Do this :: Would you transcribe all of the data exactly, down to the last character?

Exercise data ::
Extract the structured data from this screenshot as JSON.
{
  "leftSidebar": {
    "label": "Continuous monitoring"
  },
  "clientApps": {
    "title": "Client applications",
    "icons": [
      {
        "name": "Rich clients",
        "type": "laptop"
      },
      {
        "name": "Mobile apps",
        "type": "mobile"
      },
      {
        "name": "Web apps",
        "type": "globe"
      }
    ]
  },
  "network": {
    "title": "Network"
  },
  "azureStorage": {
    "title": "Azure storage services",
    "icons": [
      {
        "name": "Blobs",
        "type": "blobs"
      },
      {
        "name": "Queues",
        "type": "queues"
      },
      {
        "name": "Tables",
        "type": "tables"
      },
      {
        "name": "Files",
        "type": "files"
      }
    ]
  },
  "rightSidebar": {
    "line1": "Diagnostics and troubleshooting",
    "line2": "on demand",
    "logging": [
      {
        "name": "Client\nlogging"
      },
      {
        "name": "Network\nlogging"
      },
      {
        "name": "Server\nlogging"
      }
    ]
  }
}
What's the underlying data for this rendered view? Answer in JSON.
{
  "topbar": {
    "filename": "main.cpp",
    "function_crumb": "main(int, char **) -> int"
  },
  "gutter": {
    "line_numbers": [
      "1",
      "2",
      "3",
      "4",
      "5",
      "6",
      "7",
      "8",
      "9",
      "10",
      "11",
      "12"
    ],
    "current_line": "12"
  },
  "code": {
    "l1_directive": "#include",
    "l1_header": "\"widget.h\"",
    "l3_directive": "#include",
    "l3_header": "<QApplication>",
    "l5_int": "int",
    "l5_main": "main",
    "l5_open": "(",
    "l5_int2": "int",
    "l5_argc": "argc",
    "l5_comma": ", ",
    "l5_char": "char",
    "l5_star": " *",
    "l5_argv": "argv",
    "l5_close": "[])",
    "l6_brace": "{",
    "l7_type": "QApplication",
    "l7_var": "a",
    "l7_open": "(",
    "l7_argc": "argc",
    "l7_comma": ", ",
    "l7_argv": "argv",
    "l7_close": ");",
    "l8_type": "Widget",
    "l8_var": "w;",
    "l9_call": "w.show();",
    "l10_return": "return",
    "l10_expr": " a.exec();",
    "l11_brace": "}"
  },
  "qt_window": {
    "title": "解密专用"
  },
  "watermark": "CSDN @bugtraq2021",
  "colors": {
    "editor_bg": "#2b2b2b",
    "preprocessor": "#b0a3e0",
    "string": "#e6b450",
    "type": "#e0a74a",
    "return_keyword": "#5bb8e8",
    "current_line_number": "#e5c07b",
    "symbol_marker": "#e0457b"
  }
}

Final result ::
Extract the structured data from this screenshot as JSON.
{
  "leftSidebar": {
    "label": "Continuous monitoring"
  },
  "clientApps": {
    "title": "Client applications",
    "icons": [
      {
        "name": "Rich clients",
        "type": "laptop"
      },
      {
        "name": "Mobile apps",
        "type": "mobile"
      },
      {
        "name": "Web apps",
        "type": "globe"
      }
    ]
  },
  "network": {
    "title": "Network"
  },
  "azureStorage": {
    "title": "Azure storage services",
    "icons": [
      {
        "name": "Blobs",
        "type": "blobs"
      },
      {
        "name": "Queues",
        "type": "queues"
      },
      {
        "name": "Tables",
        "type": "tables"
      },
      {
        "name": "Files",
        "type": "files"
      }
    ]
  },
  "rightSidebar": {
    "line1": "Diagnostics and troubleshooting",
    "line2": "on demand",
    "logging": [
      {
        "name": "Client\nlogging"
      },
      {
        "name": "Network\nlogging"
      },
      {
        "name": "Server\nlogging"
      }
    ]
  }
}
What's the underlying data for this rendered view? Answer in JSON.
{
  "topbar": {
    "filename": "main.cpp",
    "function_crumb": "main(int, char **) -> int"
  },
  "gutter": {
    "line_numbers": [
      "1",
      "2",
      "3",
      "4",
      "5",
      "6",
      "7",
      "8",
      "9",
      "10",
      "11",
      "12"
    ],
    "current_line": "12"
  },
  "code": {
    "l1_directive": "#include",
    "l1_header": "\"widget.h\"",
    "l3_directive": "#include",
    "l3_header": "<QApplication>",
    "l5_int": "int",
    "l5_main": "main",
    "l5_open": "(",
    "l5_int2": "int",
    "l5_argc": "argc",
    "l5_comma": ", ",
    "l5_char": "char",
    "l5_star": " *",
    "l5_argv": "argv",
    "l5_close": "[])",
    "l6_brace": "{",
    "l7_type": "QApplication",
    "l7_var": "a",
    "l7_open": "(",
    "l7_argc": "argc",
    "l7_comma": ", ",
    "l7_argv": "argv",
    "l7_close": ");",
    "l8_type": "Widget",
    "l8_var": "w;",
    "l9_call": "w.show();",
    "l10_return": "return",
    "l10_expr": " a.exec();",
    "l11_brace": "}"
  },
  "qt_window": {
    "title": "解密专用"
  },
  "watermark": "CSDN @bugtraq2021",
  "colors": {
    "editor_bg": "#2b2b2b",
    "preprocessor": "#b0a3e0",
    "string": "#e6b450",
    "type": "#e0a74a",
    "return_keyword": "#5bb8e8",
    "current_line_number": "#e5c07b",
    "symbol_marker": "#e0457b"
  }
}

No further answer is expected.